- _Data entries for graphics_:
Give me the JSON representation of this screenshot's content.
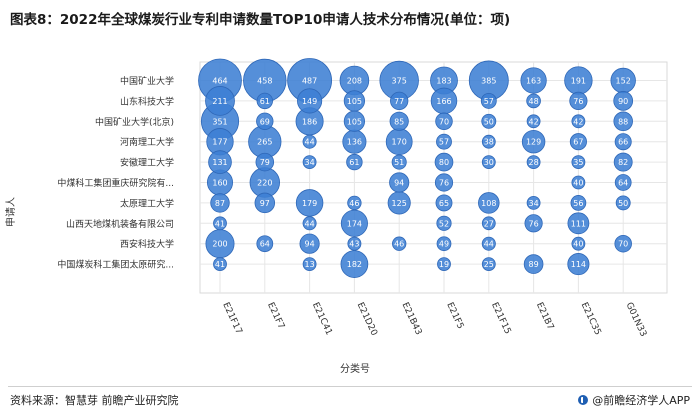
{
  "title": "图表8：2022年全球煤炭行业专利申请数量TOP10申请人技术分布情况(单位：项)",
  "footer": {
    "source": "资料来源：智慧芽 前瞻产业研究院",
    "brand": "@前瞻经济学人APP"
  },
  "colors": {
    "bubble_fill": "#3d7fd4",
    "bubble_stroke": "#2f68b8",
    "label_text": "#ffffff",
    "grid": "#e6e6e6"
  },
  "chart_data": {
    "type": "bubble",
    "xlabel": "分类号",
    "ylabel": "申请人",
    "x_categories": [
      "E21F17",
      "E21F7",
      "E21C41",
      "E21D20",
      "E21B43",
      "E21F5",
      "E21F15",
      "E21B7",
      "E21C35",
      "G01N33"
    ],
    "y_categories": [
      "中国矿业大学",
      "山东科技大学",
      "中国矿业大学(北京)",
      "河南理工大学",
      "安徽理工大学",
      "中煤科工集团重庆研究院有...",
      "太原理工大学",
      "山西天地煤机装备有限公司",
      "西安科技大学",
      "中国煤炭科工集团太原研究..."
    ],
    "values": [
      [
        464,
        458,
        487,
        208,
        375,
        183,
        385,
        163,
        191,
        152
      ],
      [
        211,
        61,
        149,
        105,
        77,
        166,
        57,
        48,
        76,
        90
      ],
      [
        351,
        69,
        186,
        105,
        85,
        70,
        50,
        42,
        42,
        88
      ],
      [
        177,
        265,
        44,
        136,
        170,
        57,
        38,
        129,
        67,
        66
      ],
      [
        131,
        79,
        34,
        61,
        51,
        80,
        30,
        28,
        35,
        82
      ],
      [
        160,
        220,
        null,
        null,
        94,
        76,
        null,
        null,
        40,
        64
      ],
      [
        87,
        97,
        179,
        46,
        125,
        65,
        108,
        34,
        56,
        50
      ],
      [
        41,
        null,
        44,
        174,
        null,
        52,
        27,
        76,
        111,
        null
      ],
      [
        200,
        64,
        94,
        43,
        46,
        49,
        44,
        null,
        40,
        70
      ],
      [
        41,
        null,
        13,
        182,
        null,
        19,
        25,
        89,
        114,
        null
      ]
    ]
  }
}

- _Set problem_:
Transcribe every entry word for word, but skip the pictures.

- _Result for this task_:
Give me the JSON representation of this screenshot's content.
{
  "title": "图表8：2022年全球煤炭行业专利申请数量TOP10申请人技术分布情况(单位：项)",
  "footer": {
    "source": "资料来源：智慧芽 前瞻产业研究院",
    "brand": "@前瞻经济学人APP"
  },
  "colors": {
    "bubble_fill": "#3d7fd4",
    "bubble_stroke": "#2f68b8",
    "label_text": "#ffffff",
    "grid": "#e6e6e6"
  },
  "chart_data": {
    "type": "bubble",
    "xlabel": "分类号",
    "ylabel": "申请人",
    "x_categories": [
      "E21F17",
      "E21F7",
      "E21C41",
      "E21D20",
      "E21B43",
      "E21F5",
      "E21F15",
      "E21B7",
      "E21C35",
      "G01N33"
    ],
    "y_categories": [
      "中国矿业大学",
      "山东科技大学",
      "中国矿业大学(北京)",
      "河南理工大学",
      "安徽理工大学",
      "中煤科工集团重庆研究院有...",
      "太原理工大学",
      "山西天地煤机装备有限公司",
      "西安科技大学",
      "中国煤炭科工集团太原研究..."
    ],
    "values": [
      [
        464,
        458,
        487,
        208,
        375,
        183,
        385,
        163,
        191,
        152
      ],
      [
        211,
        61,
        149,
        105,
        77,
        166,
        57,
        48,
        76,
        90
      ],
      [
        351,
        69,
        186,
        105,
        85,
        70,
        50,
        42,
        42,
        88
      ],
      [
        177,
        265,
        44,
        136,
        170,
        57,
        38,
        129,
        67,
        66
      ],
      [
        131,
        79,
        34,
        61,
        51,
        80,
        30,
        28,
        35,
        82
      ],
      [
        160,
        220,
        null,
        null,
        94,
        76,
        null,
        null,
        40,
        64
      ],
      [
        87,
        97,
        179,
        46,
        125,
        65,
        108,
        34,
        56,
        50
      ],
      [
        41,
        null,
        44,
        174,
        null,
        52,
        27,
        76,
        111,
        null
      ],
      [
        200,
        64,
        94,
        43,
        46,
        49,
        44,
        null,
        40,
        70
      ],
      [
        41,
        null,
        13,
        182,
        null,
        19,
        25,
        89,
        114,
        null
      ]
    ]
  }
}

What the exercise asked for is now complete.